Look for the string "page" and copy every line that has it.

═════ Dataset records

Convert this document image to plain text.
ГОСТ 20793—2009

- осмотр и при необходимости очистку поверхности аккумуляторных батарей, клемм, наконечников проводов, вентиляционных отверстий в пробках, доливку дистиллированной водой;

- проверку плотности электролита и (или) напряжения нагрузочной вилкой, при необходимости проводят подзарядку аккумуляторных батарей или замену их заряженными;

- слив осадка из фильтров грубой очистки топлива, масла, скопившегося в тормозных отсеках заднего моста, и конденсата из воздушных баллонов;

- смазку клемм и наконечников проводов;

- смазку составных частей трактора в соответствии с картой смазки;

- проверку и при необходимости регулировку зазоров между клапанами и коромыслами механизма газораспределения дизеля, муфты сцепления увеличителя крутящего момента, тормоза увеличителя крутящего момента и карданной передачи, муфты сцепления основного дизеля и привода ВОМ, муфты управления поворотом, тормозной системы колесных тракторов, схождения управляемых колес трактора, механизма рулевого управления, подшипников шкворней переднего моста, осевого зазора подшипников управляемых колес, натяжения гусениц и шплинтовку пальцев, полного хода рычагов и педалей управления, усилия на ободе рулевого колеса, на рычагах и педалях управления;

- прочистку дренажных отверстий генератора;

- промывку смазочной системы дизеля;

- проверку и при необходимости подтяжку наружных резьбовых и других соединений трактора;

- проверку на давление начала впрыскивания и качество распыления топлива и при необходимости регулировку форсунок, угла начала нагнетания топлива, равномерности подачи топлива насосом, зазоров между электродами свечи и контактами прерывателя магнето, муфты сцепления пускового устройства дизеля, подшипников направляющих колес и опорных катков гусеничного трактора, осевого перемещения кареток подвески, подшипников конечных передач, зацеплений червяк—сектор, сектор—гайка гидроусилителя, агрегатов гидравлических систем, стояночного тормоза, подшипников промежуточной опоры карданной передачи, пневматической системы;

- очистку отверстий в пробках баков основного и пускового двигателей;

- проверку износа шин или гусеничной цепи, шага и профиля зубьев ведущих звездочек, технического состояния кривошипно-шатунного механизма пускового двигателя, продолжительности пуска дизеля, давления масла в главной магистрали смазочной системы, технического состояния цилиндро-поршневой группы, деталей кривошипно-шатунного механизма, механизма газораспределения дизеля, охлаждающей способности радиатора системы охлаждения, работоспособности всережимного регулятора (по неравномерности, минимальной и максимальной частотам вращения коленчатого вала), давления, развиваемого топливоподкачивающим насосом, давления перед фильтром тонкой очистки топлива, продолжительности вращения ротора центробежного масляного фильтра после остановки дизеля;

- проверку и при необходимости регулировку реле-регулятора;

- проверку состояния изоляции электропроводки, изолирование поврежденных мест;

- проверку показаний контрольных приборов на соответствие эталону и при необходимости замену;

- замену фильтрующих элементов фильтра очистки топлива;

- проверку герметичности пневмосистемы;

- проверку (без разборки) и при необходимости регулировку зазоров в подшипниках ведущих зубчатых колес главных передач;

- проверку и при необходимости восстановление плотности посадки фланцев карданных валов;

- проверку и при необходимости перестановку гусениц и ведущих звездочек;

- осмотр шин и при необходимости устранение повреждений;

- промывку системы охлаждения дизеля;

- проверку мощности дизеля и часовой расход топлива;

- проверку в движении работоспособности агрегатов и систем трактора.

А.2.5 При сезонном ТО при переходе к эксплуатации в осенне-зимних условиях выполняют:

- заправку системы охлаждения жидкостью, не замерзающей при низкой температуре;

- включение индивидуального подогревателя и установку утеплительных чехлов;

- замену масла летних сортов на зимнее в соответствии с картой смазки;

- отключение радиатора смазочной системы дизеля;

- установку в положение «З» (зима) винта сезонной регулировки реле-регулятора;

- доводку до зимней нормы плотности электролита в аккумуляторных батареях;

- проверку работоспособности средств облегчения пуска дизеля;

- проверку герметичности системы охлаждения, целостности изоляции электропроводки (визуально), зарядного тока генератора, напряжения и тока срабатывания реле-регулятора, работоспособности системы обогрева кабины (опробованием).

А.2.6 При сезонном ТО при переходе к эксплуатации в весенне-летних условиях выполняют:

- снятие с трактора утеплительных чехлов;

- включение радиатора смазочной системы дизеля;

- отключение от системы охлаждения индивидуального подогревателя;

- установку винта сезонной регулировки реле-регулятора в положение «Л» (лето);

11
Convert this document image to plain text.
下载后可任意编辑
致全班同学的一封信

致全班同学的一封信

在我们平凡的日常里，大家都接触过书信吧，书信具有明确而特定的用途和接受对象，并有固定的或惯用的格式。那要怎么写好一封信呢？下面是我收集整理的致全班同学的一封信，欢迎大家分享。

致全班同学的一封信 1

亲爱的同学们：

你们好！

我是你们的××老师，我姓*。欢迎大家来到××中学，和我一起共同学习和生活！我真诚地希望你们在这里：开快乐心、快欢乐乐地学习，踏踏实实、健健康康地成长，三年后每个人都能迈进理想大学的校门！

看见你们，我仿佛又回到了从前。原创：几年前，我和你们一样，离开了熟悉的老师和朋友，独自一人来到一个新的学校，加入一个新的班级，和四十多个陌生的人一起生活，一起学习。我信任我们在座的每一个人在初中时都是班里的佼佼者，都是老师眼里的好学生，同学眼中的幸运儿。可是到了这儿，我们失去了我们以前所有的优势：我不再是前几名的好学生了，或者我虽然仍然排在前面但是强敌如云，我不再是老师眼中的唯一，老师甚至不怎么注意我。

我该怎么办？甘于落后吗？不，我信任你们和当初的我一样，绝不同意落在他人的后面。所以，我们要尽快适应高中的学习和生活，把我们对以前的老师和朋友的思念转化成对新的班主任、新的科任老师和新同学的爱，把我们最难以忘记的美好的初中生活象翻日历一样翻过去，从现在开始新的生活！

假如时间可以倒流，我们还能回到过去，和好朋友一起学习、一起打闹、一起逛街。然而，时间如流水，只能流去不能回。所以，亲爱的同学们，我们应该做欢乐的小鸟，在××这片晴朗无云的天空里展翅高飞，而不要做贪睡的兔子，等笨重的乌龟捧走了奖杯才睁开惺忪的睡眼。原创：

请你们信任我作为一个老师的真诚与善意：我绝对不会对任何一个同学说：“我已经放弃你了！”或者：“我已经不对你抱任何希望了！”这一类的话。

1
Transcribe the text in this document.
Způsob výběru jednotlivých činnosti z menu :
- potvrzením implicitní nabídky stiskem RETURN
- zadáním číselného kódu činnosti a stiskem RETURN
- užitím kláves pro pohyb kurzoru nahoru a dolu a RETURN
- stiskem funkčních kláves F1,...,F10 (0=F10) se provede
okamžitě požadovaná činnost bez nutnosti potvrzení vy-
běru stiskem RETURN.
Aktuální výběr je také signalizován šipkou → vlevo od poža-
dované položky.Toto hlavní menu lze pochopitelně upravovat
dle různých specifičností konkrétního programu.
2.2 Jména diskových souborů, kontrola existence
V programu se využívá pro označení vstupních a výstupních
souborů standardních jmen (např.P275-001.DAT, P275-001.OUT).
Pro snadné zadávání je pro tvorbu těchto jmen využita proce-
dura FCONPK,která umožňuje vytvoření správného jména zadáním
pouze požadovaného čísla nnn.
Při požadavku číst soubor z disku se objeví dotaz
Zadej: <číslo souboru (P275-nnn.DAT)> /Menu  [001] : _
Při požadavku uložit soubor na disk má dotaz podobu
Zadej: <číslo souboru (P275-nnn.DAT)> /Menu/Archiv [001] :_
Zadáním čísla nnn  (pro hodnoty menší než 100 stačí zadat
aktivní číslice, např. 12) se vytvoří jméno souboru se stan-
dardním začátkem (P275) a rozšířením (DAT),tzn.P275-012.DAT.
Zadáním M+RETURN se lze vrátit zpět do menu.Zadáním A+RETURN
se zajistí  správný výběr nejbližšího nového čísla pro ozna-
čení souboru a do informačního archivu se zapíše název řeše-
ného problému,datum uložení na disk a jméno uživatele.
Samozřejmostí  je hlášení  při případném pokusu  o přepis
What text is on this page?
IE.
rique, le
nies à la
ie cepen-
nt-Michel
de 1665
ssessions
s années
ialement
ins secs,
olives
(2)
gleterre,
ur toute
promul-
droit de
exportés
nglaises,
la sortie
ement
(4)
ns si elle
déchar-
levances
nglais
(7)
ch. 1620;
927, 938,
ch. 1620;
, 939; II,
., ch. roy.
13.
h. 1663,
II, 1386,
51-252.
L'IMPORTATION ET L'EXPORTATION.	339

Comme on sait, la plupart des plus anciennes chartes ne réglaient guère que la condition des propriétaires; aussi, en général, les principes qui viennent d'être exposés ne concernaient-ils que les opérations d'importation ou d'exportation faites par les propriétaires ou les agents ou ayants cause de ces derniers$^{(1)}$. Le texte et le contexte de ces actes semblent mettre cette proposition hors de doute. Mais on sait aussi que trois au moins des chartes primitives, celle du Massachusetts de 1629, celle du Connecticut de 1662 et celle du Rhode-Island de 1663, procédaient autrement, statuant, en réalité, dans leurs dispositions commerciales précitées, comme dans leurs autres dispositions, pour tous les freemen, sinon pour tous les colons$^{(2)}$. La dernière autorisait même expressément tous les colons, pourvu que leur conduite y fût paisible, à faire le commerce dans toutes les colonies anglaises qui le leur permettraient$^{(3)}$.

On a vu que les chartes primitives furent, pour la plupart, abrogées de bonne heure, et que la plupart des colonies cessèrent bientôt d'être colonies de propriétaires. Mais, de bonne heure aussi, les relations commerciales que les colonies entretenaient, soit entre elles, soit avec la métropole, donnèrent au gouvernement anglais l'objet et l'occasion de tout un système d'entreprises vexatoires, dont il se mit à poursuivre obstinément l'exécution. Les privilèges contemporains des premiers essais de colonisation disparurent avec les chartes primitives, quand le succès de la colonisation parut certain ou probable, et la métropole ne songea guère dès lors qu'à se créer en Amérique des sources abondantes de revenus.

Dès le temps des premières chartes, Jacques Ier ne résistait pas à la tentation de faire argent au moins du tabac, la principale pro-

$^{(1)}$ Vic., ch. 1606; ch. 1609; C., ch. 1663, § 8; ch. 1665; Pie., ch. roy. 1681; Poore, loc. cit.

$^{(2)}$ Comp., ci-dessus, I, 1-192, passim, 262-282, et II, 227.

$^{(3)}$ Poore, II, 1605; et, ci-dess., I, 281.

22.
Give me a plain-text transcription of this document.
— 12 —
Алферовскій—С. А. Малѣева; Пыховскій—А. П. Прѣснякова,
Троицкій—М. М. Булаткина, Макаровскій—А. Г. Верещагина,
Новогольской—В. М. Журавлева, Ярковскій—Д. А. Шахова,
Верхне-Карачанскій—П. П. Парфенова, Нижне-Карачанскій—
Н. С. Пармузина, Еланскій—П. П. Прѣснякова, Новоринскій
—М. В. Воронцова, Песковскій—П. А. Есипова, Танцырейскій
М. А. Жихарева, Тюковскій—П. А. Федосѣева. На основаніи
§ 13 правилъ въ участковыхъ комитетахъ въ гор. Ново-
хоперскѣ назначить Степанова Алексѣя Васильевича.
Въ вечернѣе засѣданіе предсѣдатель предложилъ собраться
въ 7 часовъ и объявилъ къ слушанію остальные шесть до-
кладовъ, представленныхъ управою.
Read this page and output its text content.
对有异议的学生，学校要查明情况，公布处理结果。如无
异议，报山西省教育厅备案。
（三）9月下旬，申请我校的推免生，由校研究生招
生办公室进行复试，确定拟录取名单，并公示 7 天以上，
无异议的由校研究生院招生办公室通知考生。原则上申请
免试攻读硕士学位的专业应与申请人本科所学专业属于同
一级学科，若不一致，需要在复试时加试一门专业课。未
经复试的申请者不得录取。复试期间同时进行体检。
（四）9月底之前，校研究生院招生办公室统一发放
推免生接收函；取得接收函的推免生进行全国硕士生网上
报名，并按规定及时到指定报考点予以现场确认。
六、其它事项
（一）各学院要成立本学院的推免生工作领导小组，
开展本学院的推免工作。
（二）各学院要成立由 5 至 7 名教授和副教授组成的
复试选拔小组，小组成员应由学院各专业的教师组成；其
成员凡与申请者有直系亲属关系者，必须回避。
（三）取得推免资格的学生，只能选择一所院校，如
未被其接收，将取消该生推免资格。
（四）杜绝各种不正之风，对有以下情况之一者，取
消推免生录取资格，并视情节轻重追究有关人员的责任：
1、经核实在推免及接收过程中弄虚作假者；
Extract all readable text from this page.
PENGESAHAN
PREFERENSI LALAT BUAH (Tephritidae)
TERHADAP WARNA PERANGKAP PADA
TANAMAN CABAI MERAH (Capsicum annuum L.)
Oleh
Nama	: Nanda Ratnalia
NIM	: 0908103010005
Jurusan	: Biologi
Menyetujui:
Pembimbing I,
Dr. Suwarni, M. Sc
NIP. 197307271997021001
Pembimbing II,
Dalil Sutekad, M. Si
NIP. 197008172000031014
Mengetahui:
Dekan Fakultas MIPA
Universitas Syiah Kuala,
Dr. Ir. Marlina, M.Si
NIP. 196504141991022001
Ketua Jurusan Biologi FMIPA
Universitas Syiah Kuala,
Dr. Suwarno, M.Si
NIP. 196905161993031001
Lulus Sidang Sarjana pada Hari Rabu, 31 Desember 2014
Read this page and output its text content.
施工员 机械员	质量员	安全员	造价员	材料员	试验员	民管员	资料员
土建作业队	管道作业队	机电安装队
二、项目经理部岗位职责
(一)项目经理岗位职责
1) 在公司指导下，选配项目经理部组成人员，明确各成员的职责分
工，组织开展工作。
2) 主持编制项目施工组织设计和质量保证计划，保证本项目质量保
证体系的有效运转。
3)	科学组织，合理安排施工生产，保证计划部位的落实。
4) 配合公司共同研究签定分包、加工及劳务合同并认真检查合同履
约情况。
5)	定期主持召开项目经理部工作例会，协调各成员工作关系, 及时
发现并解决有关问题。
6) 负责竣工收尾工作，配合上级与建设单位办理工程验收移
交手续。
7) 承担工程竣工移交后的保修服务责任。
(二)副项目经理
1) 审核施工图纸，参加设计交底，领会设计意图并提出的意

══════════

#### [The completed task]
What text is on this page?
Read this page and output its text content.
Extract all readable text from this page.
Read this page and output its text content.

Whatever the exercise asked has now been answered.